→ TEXTO ORIGINAL:
Cierto día, cayó en las manos del maestro un texto escrito por su alumno. Admirado por la profundidad del contenido, pidió a Santo Tomás que expusiera ante la clase aquel tema. El resultado fue una explicación sorprendente en todo, en la cual los demás alumnos comprobaron qué temerario era el juicio peyorativo que hacían de su compañero: él logró explicitar con más riqueza, expresividad y claridad que el propio san Alberto.
De ahí en adelante, la vida del Doctor Angélico fue una secuencia de sublimes prestados a la sagrada teología y a la filosofía. A los 22 años de edad interpretó con genialidad la obra de Aristóteles; a los 25; junto a San Buenaventura, obtuvo el doctorado en la Universidad de París. Estos dos arquetipos doctrinarios se tenían una recíproca admiración, hasta el punto de disputar afectuosamente, sobre el día que recibirían el título máximo, quién sería nombrado primero, cada cual deseando al otro la primacía.
Obra portentosa
Tan vasta es la obra tomista que la simple enumeración de sus escritos ocupa varias páginas. Forman un total de casi sesenta grandes obras – entre comentarios, sumas, cuestiones y opúsculos – de las cuales no está excluida ninguna de las grandes preocupaciones del espíritu humano.

→ DATOS EN BRUTO:

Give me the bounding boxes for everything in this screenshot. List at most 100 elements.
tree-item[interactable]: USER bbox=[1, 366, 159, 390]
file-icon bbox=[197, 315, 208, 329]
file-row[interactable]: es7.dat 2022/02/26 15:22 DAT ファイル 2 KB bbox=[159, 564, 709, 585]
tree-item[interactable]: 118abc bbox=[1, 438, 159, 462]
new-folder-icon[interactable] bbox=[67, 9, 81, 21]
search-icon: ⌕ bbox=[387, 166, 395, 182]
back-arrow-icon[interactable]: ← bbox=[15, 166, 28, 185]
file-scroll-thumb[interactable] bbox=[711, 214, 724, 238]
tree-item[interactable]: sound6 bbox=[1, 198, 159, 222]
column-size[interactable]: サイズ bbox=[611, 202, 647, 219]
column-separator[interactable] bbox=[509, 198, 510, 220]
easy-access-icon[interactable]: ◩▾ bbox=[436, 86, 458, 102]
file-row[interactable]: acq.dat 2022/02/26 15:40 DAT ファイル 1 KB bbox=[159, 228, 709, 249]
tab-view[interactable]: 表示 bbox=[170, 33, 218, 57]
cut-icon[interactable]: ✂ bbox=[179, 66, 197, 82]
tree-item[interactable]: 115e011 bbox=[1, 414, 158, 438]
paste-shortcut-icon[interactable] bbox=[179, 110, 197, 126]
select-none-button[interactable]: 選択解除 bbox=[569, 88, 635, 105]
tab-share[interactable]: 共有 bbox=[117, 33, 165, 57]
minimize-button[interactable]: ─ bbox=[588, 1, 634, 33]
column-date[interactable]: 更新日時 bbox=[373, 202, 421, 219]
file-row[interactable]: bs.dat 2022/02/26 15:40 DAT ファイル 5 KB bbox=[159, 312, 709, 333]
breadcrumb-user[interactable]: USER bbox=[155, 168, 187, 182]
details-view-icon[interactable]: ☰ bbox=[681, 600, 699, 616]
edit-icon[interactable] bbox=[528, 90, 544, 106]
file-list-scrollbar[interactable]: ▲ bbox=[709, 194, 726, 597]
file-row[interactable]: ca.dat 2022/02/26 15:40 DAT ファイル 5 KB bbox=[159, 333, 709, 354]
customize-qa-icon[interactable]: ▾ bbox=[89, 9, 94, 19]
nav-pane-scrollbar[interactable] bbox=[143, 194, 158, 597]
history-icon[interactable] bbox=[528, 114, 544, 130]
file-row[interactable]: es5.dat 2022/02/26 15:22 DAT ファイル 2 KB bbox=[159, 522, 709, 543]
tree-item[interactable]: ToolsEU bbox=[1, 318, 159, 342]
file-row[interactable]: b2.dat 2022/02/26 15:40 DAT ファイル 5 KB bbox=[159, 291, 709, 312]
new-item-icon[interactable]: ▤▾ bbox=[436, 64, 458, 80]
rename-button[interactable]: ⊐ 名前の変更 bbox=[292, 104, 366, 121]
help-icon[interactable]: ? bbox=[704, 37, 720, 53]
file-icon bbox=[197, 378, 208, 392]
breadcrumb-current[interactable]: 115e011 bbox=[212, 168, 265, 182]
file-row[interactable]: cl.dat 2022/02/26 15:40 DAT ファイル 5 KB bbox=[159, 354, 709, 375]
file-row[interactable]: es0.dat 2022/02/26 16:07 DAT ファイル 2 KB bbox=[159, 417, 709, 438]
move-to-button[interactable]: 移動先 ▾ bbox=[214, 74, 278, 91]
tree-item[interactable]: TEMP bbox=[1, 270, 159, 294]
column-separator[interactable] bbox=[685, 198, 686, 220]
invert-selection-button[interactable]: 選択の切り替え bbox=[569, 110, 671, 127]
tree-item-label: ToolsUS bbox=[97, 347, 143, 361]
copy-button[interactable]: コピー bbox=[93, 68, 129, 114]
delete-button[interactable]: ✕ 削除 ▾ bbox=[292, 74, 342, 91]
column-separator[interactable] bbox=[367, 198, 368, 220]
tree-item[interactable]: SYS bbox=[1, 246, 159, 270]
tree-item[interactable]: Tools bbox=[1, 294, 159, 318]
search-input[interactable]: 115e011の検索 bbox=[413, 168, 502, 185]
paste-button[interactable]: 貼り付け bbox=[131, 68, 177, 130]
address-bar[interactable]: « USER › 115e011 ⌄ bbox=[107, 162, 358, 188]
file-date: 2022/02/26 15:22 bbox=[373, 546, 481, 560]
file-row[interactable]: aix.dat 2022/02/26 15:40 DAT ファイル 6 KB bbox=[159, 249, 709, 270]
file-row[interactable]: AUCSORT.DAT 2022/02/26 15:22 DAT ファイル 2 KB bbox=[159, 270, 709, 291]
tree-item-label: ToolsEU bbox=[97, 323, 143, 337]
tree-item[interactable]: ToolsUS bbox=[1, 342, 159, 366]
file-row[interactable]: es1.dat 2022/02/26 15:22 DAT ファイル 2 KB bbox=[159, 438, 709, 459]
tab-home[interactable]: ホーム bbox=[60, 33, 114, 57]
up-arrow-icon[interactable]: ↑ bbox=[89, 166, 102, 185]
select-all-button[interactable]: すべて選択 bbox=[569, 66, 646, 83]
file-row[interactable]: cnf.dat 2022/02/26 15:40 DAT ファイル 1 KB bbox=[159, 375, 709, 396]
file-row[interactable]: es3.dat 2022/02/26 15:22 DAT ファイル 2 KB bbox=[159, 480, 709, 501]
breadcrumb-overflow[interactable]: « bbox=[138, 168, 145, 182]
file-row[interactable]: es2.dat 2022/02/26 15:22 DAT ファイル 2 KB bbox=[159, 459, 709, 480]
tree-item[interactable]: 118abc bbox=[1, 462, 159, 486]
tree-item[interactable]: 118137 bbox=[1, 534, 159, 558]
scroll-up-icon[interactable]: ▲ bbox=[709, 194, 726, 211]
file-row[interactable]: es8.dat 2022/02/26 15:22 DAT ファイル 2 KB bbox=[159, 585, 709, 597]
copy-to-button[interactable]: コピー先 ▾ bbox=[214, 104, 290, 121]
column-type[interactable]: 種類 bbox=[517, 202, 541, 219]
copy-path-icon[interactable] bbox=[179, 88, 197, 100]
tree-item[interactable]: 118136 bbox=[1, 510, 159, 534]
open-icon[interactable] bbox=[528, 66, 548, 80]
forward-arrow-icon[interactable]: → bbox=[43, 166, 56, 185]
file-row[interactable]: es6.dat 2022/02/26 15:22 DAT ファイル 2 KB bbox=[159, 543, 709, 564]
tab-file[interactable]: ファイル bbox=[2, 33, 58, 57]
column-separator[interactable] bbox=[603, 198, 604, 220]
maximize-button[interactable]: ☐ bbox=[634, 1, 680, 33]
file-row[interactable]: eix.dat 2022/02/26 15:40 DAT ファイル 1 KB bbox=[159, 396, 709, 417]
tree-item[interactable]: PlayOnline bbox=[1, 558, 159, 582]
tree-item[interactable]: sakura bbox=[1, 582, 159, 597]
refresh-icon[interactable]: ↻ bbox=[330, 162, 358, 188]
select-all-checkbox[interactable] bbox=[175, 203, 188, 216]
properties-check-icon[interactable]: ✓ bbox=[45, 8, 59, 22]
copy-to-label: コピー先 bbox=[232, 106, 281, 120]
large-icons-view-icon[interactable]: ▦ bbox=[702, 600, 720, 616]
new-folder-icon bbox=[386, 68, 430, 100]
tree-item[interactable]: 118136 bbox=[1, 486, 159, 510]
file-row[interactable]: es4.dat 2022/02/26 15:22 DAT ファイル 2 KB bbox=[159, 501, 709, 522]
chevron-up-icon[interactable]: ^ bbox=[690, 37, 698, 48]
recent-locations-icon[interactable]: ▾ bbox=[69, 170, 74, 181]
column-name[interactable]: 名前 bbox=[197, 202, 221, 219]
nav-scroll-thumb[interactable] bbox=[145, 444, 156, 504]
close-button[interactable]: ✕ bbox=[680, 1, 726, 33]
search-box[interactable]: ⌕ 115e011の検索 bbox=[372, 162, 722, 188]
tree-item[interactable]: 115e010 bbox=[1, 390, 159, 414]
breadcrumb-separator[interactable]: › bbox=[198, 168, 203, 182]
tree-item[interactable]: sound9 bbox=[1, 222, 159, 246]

→ EJERCICIO A: Vuelve a escribir, sin cambiar nada, el trozo del texto original que empieza en las palabras "Cierto día, cayó" y termina después de "propio san Alberto.".
→ EJERCICIO B: Según el texto original, ¿por qué el maestro le pidió a Santo Tomás que explicara el tema delante de la clase? Contesta en una o dos oraciones.

→ RESPUESTA A:
Cierto día, cayó en las manos del maestro un texto escrito por su alumno. Admirado por la profundidad del contenido, pidió a Santo Tomás que expusiera ante la clase aquel tema. El resultado fue una explicación sorprendente en todo, en la cual los demás alumnos comprobaron qué temerario era el juicio peyorativo que hacían de su compañero: él logró explicitar con más riqueza, expresividad y claridad que el propio san Alberto.

→ RESPUESTA B: El maestro leyó un texto escrito por este alumno y le admiró la profundidad de lo que decía.